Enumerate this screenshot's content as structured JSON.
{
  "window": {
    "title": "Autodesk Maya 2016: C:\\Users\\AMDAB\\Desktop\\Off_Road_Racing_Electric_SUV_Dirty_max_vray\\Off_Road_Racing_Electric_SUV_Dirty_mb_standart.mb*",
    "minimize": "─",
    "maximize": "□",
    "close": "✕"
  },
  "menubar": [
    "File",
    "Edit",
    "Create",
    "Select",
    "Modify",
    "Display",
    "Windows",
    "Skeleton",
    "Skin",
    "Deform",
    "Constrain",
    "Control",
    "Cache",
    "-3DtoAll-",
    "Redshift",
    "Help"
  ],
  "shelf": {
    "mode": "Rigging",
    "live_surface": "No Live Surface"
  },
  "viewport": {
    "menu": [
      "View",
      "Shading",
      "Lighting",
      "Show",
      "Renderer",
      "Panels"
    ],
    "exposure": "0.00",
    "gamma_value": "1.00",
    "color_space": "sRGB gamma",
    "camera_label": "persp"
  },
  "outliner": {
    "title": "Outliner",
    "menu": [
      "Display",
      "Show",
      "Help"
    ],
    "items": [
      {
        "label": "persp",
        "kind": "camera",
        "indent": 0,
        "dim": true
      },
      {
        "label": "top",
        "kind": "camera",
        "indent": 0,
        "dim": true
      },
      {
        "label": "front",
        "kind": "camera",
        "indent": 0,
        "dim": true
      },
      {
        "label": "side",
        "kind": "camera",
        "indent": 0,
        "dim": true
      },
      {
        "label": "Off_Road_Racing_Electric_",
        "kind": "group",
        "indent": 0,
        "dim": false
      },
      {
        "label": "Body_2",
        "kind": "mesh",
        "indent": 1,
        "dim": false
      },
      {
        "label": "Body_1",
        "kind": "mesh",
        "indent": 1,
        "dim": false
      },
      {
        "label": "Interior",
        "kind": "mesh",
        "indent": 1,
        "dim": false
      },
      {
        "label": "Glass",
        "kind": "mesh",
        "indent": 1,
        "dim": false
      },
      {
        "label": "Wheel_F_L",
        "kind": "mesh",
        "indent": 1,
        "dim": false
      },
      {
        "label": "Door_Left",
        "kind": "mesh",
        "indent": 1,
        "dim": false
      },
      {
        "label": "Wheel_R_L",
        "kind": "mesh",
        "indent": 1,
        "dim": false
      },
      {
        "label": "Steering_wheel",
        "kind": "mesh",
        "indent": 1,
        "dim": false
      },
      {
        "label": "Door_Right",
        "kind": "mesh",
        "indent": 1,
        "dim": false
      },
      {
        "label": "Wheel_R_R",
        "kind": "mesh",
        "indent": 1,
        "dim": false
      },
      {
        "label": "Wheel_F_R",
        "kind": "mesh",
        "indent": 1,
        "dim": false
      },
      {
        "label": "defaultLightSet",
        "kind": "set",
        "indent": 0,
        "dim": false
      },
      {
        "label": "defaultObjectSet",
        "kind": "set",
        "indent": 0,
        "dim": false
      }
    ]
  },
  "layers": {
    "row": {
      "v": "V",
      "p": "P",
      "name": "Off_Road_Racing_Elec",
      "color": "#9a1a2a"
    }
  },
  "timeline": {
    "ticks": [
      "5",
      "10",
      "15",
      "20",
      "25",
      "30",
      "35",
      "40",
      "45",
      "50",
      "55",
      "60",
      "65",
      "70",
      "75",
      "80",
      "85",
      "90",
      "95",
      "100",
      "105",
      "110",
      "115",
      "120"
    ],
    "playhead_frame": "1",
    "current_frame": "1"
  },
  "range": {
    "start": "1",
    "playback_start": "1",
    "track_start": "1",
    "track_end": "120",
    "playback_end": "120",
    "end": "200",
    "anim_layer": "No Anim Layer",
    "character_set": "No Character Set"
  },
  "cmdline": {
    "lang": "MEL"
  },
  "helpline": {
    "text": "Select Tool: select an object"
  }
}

○ ○ ○ ○ ○

Which lines of the material contain the string "Select"? List each of them.

    "Select",
    "text": "Select Tool: select an object"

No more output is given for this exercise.